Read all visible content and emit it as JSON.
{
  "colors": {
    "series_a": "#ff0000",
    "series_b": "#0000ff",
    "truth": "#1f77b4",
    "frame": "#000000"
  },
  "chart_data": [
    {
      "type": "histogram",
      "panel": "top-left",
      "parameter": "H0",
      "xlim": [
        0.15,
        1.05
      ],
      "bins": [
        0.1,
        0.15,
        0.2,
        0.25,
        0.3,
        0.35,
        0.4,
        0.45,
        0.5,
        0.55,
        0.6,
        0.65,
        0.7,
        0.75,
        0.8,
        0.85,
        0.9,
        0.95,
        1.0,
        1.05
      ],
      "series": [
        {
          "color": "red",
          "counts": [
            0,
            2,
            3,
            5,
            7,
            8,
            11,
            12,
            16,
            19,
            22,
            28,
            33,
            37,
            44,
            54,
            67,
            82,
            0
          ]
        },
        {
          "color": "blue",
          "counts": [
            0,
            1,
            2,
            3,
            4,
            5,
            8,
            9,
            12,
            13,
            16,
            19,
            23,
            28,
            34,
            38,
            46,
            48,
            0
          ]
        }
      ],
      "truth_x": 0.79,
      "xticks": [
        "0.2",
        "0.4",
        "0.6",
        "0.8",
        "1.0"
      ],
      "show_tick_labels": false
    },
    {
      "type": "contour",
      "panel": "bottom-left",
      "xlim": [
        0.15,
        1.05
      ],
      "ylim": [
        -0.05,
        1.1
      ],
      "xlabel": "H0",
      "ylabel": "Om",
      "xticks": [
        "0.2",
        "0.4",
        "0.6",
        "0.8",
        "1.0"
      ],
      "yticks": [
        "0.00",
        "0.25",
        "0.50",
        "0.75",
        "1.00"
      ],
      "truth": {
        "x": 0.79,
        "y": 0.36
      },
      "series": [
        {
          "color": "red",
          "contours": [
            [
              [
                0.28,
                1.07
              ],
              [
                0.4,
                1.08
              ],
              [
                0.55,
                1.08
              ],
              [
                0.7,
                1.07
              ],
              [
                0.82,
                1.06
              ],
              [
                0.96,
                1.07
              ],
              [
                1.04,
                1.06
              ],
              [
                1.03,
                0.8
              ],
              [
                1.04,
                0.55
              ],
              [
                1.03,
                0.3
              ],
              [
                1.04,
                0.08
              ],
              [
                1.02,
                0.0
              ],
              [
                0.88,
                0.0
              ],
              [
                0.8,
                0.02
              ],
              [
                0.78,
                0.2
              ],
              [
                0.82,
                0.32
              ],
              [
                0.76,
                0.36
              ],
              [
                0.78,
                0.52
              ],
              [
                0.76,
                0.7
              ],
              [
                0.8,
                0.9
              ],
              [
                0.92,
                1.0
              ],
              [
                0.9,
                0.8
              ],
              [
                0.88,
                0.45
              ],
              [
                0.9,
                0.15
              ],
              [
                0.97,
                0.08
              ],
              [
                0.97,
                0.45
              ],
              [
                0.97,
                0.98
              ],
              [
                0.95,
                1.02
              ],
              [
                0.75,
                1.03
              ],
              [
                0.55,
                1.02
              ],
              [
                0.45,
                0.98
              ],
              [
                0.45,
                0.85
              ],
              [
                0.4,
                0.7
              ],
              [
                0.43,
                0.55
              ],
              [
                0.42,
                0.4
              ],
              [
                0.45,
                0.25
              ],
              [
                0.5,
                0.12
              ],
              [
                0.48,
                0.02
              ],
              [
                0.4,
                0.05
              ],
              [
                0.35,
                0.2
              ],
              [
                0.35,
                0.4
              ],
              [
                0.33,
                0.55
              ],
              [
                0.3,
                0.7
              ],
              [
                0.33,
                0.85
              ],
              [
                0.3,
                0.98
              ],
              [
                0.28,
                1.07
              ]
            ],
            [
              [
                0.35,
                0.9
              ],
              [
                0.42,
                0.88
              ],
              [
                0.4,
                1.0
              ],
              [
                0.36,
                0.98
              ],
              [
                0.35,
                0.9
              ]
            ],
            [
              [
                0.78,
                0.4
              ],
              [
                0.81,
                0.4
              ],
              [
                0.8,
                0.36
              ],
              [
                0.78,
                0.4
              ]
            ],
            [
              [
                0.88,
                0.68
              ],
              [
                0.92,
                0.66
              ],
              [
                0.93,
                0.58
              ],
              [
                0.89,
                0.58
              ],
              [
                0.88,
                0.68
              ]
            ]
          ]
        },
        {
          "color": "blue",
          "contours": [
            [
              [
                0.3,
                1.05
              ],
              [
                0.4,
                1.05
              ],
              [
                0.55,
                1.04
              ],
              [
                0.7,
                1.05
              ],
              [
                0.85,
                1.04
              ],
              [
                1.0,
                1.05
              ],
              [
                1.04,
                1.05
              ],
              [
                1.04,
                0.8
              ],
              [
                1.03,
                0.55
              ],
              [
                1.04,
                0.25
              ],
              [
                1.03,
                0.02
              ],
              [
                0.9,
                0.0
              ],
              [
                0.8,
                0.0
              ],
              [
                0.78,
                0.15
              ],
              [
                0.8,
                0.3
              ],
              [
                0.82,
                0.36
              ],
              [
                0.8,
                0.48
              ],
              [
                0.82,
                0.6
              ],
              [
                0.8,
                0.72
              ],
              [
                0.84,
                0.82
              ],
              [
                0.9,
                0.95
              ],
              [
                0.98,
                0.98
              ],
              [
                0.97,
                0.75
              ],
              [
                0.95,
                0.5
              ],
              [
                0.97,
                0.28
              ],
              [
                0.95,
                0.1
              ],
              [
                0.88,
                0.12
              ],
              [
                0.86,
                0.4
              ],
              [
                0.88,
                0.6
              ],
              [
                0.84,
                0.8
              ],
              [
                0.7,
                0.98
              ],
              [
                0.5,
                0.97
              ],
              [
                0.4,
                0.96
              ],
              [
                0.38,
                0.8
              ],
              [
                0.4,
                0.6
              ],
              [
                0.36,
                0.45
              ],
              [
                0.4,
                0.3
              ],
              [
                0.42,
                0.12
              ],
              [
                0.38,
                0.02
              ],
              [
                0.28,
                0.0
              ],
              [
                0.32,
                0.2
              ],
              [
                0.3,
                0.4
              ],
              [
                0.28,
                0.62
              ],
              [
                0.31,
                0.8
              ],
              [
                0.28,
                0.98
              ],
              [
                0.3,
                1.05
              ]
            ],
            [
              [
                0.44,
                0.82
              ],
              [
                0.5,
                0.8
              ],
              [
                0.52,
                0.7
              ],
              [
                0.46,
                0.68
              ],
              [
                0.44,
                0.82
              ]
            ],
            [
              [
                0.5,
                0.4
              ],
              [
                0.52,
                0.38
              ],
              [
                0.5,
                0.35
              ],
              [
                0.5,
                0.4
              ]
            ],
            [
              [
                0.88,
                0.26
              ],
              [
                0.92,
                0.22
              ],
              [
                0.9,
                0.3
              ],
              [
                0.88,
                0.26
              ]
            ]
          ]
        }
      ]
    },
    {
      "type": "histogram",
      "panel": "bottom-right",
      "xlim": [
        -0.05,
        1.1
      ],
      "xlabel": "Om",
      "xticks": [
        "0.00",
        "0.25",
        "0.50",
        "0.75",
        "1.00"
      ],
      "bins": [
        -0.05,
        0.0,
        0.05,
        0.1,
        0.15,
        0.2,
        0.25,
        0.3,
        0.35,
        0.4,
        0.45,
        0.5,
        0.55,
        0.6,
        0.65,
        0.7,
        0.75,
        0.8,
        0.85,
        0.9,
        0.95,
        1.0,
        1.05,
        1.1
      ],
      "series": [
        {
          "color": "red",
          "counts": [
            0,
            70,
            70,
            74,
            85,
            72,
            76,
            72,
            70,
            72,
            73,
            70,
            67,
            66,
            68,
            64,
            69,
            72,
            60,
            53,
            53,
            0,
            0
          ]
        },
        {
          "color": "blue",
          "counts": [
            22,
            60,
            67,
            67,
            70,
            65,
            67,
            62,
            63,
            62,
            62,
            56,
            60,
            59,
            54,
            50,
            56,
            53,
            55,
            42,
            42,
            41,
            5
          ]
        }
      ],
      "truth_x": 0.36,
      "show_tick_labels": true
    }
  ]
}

★ ★ ★ ★

◆ PROMPT ◆
Above are the records; copy every line in them that holds the word "bottom".

◆ ANSWER TO THIS PROBLEM ◆
      "panel": "bottom-left",
      "panel": "bottom-right",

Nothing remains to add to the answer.